-------- INFORMATION SHOWN --------

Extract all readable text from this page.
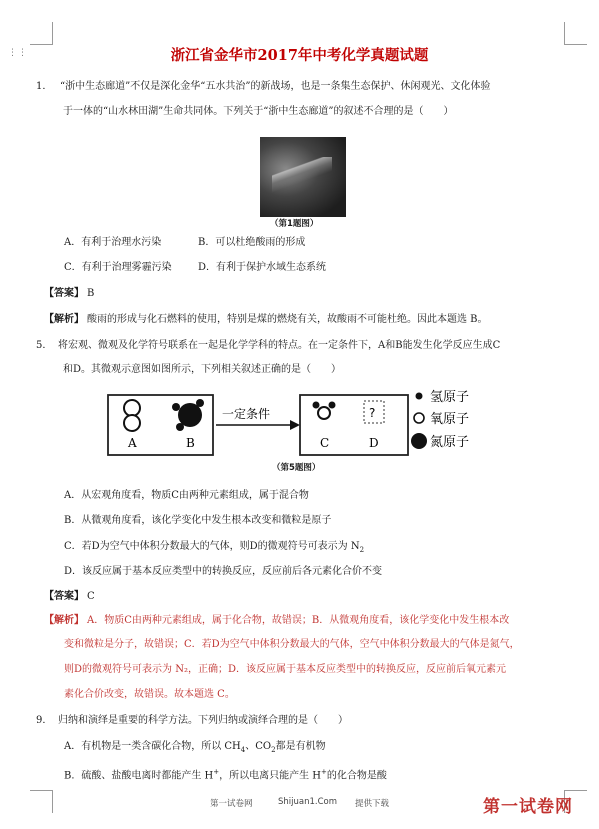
⋮⋮	浙江省金华市2017年中考化学真题试题
1． “浙中生态廊道”不仅是深化金华“五水共治”的新战场，也是一条集生态保护、休闲观光、文化体验
于一体的“山水林田湖”生命共同体。下列关于“浙中生态廊道”的叙述不合理的是（　　）
（第1题图）
A．有利于治理水污染	B．可以杜绝酸雨的形成
C．有利于治理雾霾污染	D．有利于保护水域生态系统
【答案】 B
【解析】 酸雨的形成与化石燃料的使用，特别是煤的燃烧有关，故酸雨不可能杜绝。因此本题选 B。
5． 将宏观、微观及化学符号联系在一起是化学学科的特点。在一定条件下，A和B能发生化学反应生成C
和D。其微观示意图如图所示，下列相关叙述正确的是（　　）
A	B
一定条件	?
C	D
氢原子
氧原子
氮原子
（第5题图）
A．从宏观角度看，物质C由两种元素组成，属于混合物
B．从微观角度看，该化学变化中发生根本改变和微粒是原子
C．若D为空气中体积分数最大的气体，则D的微观符号可表示为 $N_2$
D．该反应属于基本反应类型中的转换反应，反应前后各元素化合价不变
【答案】 C
【解析】 A．物质C由两种元素组成，属于化合物，故错误；B．从微观角度看，该化学变化中发生根本改
变和微粒是分子，故错误；C．若D为空气中体积分数最大的气体，空气中体积分数最大的气体是氮气，
则D的微观符号可表示为 N₂，正确；D．该反应属于基本反应类型中的转换反应，反应前后氧元素元
素化合价改变，故错误。故本题选 C。
9． 归纳和演绎是重要的科学方法。下列归纳或演绎合理的是（　　）
A．有机物是一类含碳化合物，所以 $CH_4$、$CO_2$都是有机物
B．硫酸、盐酸电离时都能产生 H+，所以电离只能产生 H+的化合物是酸
第一试卷网	Shijuan1.Com 提供下载	第一试卷网
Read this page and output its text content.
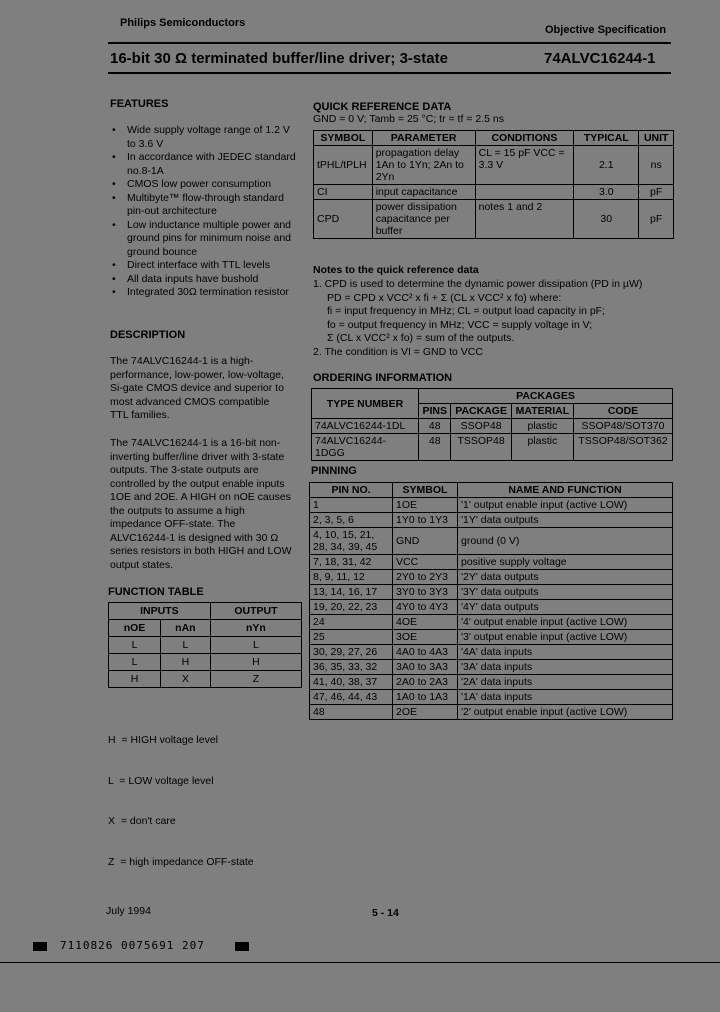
Philips Semiconductors
Objective Specification
16-bit 30 Ω terminated buffer/line driver; 3-state	74ALVC16244-1
FEATURES
• Wide supply voltage range of 1.2 V to 3.6 V
• In accordance with JEDEC standard no.8-1A
• CMOS low power consumption
• Multibyte™ flow-through standard pin-out architecture
• Low inductance multiple power and ground pins for minimum noise and ground bounce
• Direct interface with TTL levels
• All data inputs have bushold
• Integrated 30Ω termination resistor
DESCRIPTION
The 74ALVC16244-1 is a high-performance, low-power, low-voltage, Si-gate CMOS device and superior to most advanced CMOS compatible TTL families.
The 74ALVC16244-1 is a 16-bit non-inverting buffer/line driver with 3-state outputs. The 3-state outputs are controlled by the output enable inputs 1OE and 2OE. A HIGH on nOE causes the outputs to assume a high impedance OFF-state. The ALVC16244-1 is designed with 30 Ω series resistors in both HIGH and LOW output states.
FUNCTION TABLE
INPUTS		OUTPUT
nOE	nAn	nYn
L	L	L
L	H	H
H	X	Z

H  = HIGH voltage level

L  = LOW voltage level

X  = don't care

Z  = high impedance OFF-state

QUICK REFERENCE DATA
GND = 0 V; Tamb = 25 °C; tr = tf = 2.5 ns
SYMBOL	PARAMETER	CONDITIONS	TYPICAL	UNIT
tPHL/tPLH	propagation delay 1An to 1Yn; 2An to 2Yn	CL = 15 pF VCC = 3.3 V	2.1	ns
CI	input capacitance		3.0	pF
CPD	power dissipation capacitance per buffer	notes 1 and 2	30	pF
Notes to the quick reference data
1. CPD is used to determine the dynamic power dissipation (PD in µW)
PD = CPD x VCC² x fi + Σ (CL x VCC² x fo) where:
fi = input frequency in MHz; CL = output load capacity in pF;
fo = output frequency in MHz; VCC = supply voltage in V;
Σ (CL x VCC² x fo) = sum of the outputs.
2. The condition is VI = GND to VCC
ORDERING INFORMATION
TYPE NUMBER	PACKAGES			
	PINS	PACKAGE	MATERIAL	CODE
74ALVC16244-1DL	48	SSOP48	plastic	SSOP48/SOT370
74ALVC16244-1DGG	48	TSSOP48	plastic	TSSOP48/SOT362
PINNING
PIN NO.	SYMBOL	NAME AND FUNCTION
1	1OE	'1' output enable input (active LOW)
2, 3, 5, 6	1Y0 to 1Y3	'1Y' data outputs
4, 10, 15, 21, 28, 34, 39, 45	GND	ground (0 V)
7, 18, 31, 42	VCC	positive supply voltage
8, 9, 11, 12	2Y0 to 2Y3	'2Y' data outputs
13, 14, 16, 17	3Y0 to 3Y3	'3Y' data outputs
19, 20, 22, 23	4Y0 to 4Y3	'4Y' data outputs
24	4OE	'4' output enable input (active LOW)
25	3OE	'3' output enable input (active LOW)
30, 29, 27, 26	4A0 to 4A3	'4A' data inputs
36, 35, 33, 32	3A0 to 3A3	'3A' data inputs
41, 40, 38, 37	2A0 to 2A3	'2A' data inputs
47, 46, 44, 43	1A0 to 1A3	'1A' data inputs
48	2OE	'2' output enable input (active LOW)
July 1994	5 - 14
7110826 0075691 207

--------

AIM ▸
Report how many lines in these entries contain "capacitance". Answer with the number only.

ANSWER TO THIS EXERCISE ▸
2